▸ **Aim of the task**
Tally the lines that include "JSON". Output the number only.

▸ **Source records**
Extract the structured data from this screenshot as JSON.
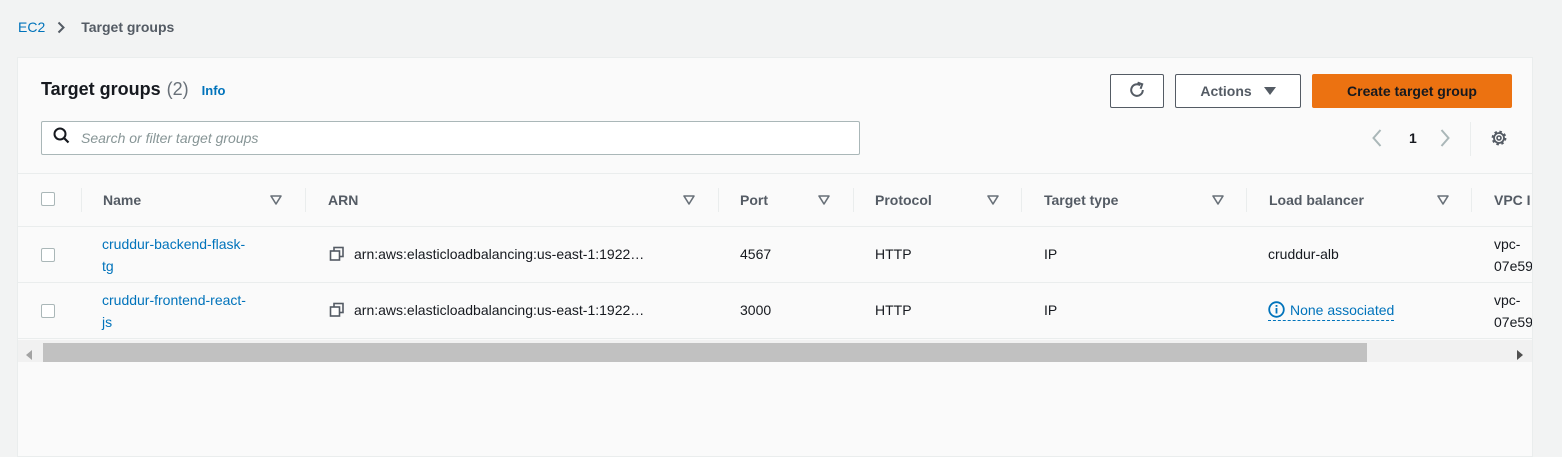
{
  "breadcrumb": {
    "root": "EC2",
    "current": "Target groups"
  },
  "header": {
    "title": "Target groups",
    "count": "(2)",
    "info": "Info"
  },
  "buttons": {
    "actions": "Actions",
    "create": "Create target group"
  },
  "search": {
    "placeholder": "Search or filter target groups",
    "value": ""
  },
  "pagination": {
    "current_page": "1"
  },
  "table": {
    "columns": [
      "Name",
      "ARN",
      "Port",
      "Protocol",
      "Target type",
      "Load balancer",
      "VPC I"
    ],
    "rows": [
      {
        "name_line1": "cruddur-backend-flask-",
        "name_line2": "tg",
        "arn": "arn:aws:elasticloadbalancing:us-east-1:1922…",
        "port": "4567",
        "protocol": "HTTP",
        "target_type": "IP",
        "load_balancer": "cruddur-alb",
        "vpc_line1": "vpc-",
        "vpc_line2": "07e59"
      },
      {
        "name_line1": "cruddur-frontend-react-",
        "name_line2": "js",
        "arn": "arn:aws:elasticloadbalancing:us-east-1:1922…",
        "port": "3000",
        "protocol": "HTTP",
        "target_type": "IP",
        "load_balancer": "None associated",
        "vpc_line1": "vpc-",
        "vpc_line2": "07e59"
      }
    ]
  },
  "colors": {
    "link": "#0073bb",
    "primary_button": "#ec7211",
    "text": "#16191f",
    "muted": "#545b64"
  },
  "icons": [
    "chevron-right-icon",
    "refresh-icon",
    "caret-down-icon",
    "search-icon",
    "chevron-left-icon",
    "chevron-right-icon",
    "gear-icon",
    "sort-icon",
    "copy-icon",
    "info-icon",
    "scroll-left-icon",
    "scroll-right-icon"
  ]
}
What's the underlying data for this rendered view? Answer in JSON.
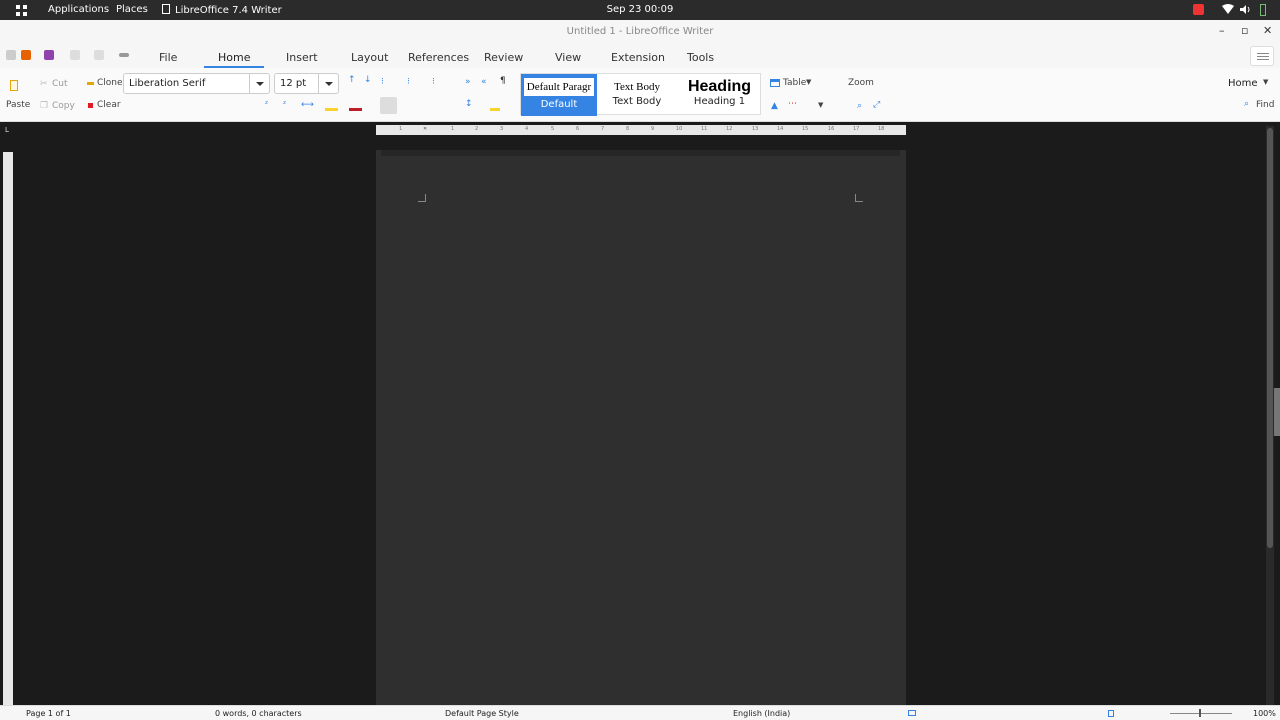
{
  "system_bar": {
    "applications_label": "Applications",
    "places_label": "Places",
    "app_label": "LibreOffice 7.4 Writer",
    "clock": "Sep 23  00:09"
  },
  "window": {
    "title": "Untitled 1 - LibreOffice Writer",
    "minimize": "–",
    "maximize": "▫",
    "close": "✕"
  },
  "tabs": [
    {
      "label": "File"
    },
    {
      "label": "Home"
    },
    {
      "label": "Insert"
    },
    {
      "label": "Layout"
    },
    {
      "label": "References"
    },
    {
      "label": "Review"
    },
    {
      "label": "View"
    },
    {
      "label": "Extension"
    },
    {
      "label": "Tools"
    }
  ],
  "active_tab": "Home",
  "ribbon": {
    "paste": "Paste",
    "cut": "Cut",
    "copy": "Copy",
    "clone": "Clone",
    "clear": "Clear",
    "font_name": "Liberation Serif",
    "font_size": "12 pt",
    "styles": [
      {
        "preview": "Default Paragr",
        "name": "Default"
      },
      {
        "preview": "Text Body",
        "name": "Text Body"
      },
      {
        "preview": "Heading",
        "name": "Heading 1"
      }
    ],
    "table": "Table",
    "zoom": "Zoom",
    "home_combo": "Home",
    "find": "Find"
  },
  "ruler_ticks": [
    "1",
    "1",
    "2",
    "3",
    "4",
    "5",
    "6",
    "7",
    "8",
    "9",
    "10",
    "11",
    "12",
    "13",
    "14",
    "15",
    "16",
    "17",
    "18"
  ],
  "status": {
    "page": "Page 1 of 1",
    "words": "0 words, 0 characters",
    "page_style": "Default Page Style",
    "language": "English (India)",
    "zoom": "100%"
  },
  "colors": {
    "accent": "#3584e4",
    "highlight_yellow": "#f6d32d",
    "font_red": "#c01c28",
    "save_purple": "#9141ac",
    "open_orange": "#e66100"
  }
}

▸ **Written solution**
2